Listed entries
— BEGIN —

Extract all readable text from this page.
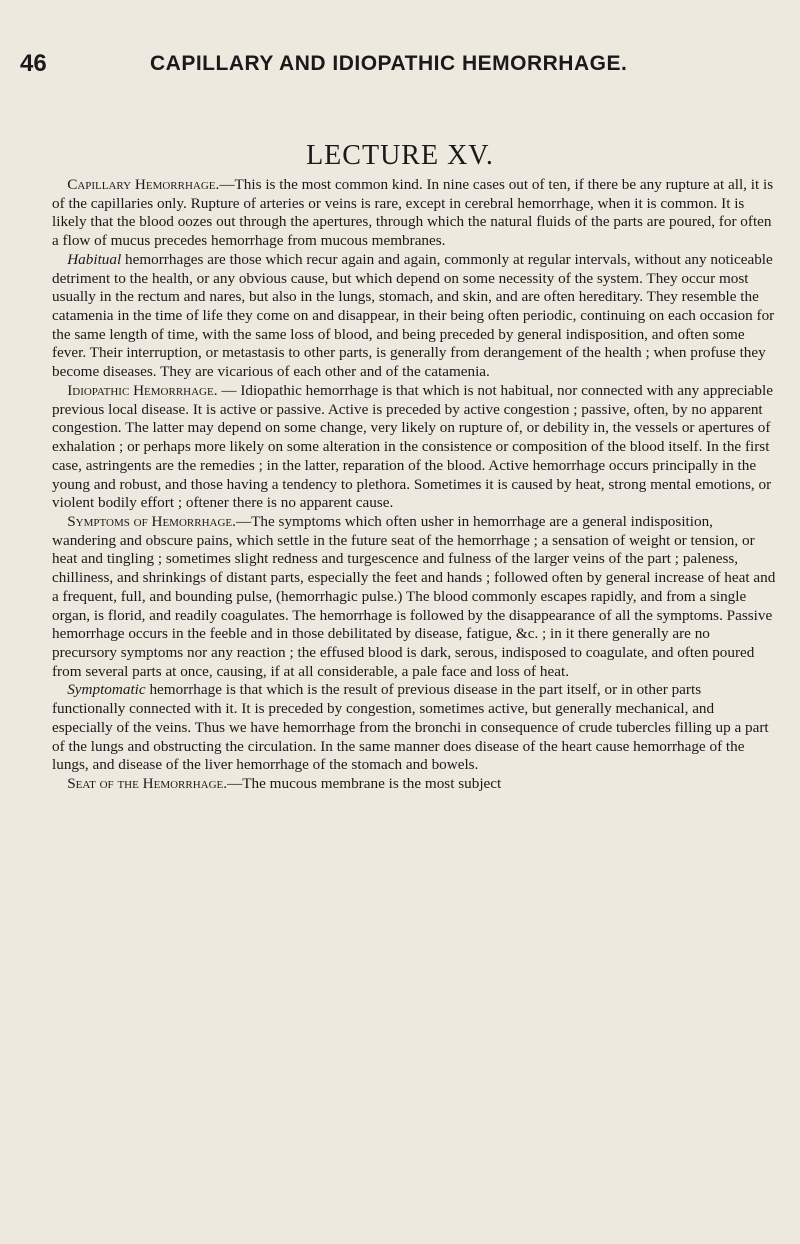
46	CAPILLARY AND IDIOPATHIC HEMORRHAGE.
LECTURE XV.

Capillary Hemorrhage.—This is the most common kind. In nine cases out of ten, if there be any rupture at all, it is of the capillaries only. Rupture of arteries or veins is rare, except in cerebral hemorrhage, when it is common. It is likely that the blood oozes out through the apertures, through which the natural fluids of the parts are poured, for often a flow of mucus precedes hemorrhage from mucous membranes.

Habitual hemorrhages are those which recur again and again, commonly at regular intervals, without any noticeable detriment to the health, or any obvious cause, but which depend on some necessity of the system. They occur most usually in the rectum and nares, but also in the lungs, stomach, and skin, and are often hereditary. They resemble the catamenia in the time of life they come on and disappear, in their being often periodic, continuing on each occasion for the same length of time, with the same loss of blood, and being preceded by general indisposition, and often some fever. Their interruption, or metastasis to other parts, is generally from derangement of the health ; when profuse they become diseases. They are vicarious of each other and of the catamenia.

Idiopathic Hemorrhage. — Idiopathic hemorrhage is that which is not habitual, nor connected with any appreciable previous local disease. It is active or passive. Active is preceded by active congestion ; passive, often, by no apparent congestion. The latter may depend on some change, very likely on rupture of, or debility in, the vessels or apertures of exhalation ; or perhaps more likely on some alteration in the consistence or composition of the blood itself. In the first case, astringents are the remedies ; in the latter, reparation of the blood. Active hemorrhage occurs principally in the young and robust, and those having a tendency to plethora. Sometimes it is caused by heat, strong mental emotions, or violent bodily effort ; oftener there is no apparent cause.

Symptoms of Hemorrhage.—The symptoms which often usher in hemorrhage are a general indisposition, wandering and obscure pains, which settle in the future seat of the hemorrhage ; a sensation of weight or tension, or heat and tingling ; sometimes slight redness and turgescence and fulness of the larger veins of the part ; paleness, chilliness, and shrinkings of distant parts, especially the feet and hands ; followed often by general increase of heat and a frequent, full, and bounding pulse, (hemorrhagic pulse.) The blood commonly escapes rapidly, and from a single organ, is florid, and readily coagulates. The hemorrhage is followed by the disappearance of all the symptoms. Passive hemorrhage occurs in the feeble and in those debilitated by disease, fatigue, &c. ; in it there generally are no precursory symptoms nor any reaction ; the effused blood is dark, serous, indisposed to coagulate, and often poured from several parts at once, causing, if at all considerable, a pale face and loss of heat.

Symptomatic hemorrhage is that which is the result of previous disease in the part itself, or in other parts functionally connected with it. It is preceded by congestion, sometimes active, but generally mechanical, and especially of the veins. Thus we have hemorrhage from the bronchi in consequence of crude tubercles filling up a part of the lungs and obstructing the circulation. In the same manner does disease of the heart cause hemorrhage of the lungs, and disease of the liver hemorrhage of the stomach and bowels.

Seat of the Hemorrhage.—The mucous membrane is the most subject
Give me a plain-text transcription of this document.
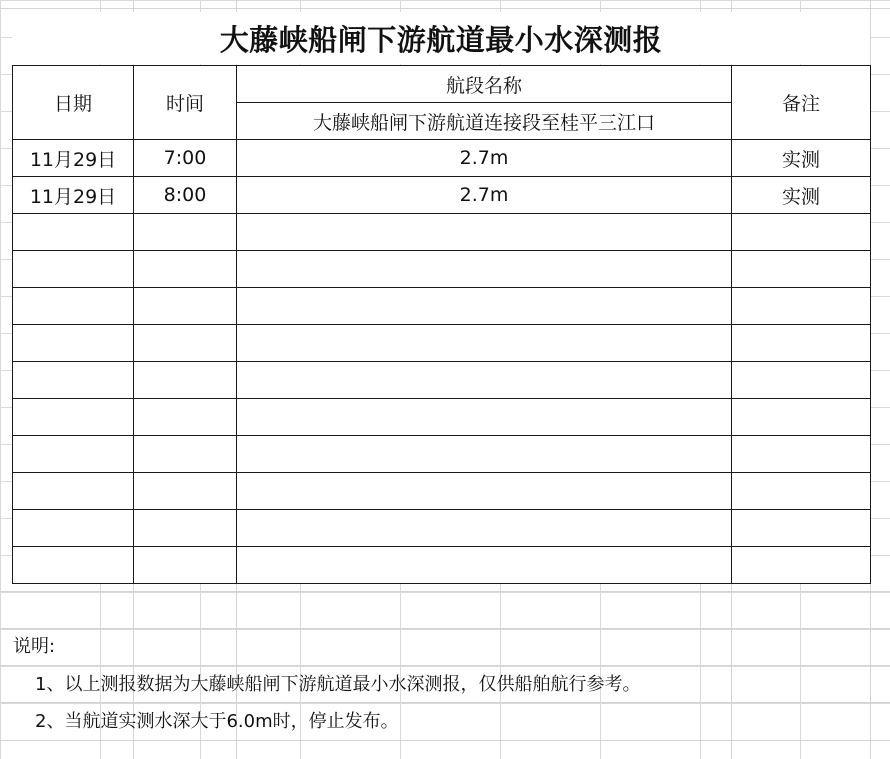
大藤峡船闸下游航道最小水深测报
日期	时间	航段名称	备注
		大藤峡船闸下游航道连接段至桂平三江口	
11月29日	7:00	2.7m	实测
11月29日	8:00	2.7m	实测

说明:
1、以上测报数据为大藤峡船闸下游航道最小水深测报，仅供船舶航行参考。
2、当航道实测水深大于6.0m时，停止发布。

— END —

Take the line containing "Give me a plain-text" and every line after it up to the end of the entries, and quote them exactly. Both ends count; the pictures do not.

The answer
Give me a plain-text transcription of this document.
大藤峡船闸下游航道最小水深测报
日期	时间	航段名称	备注
		大藤峡船闸下游航道连接段至桂平三江口	
11月29日	7:00	2.7m	实测
11月29日	8:00	2.7m	实测

说明:
1、以上测报数据为大藤峡船闸下游航道最小水深测报，仅供船舶航行参考。
2、当航道实测水深大于6.0m时，停止发布。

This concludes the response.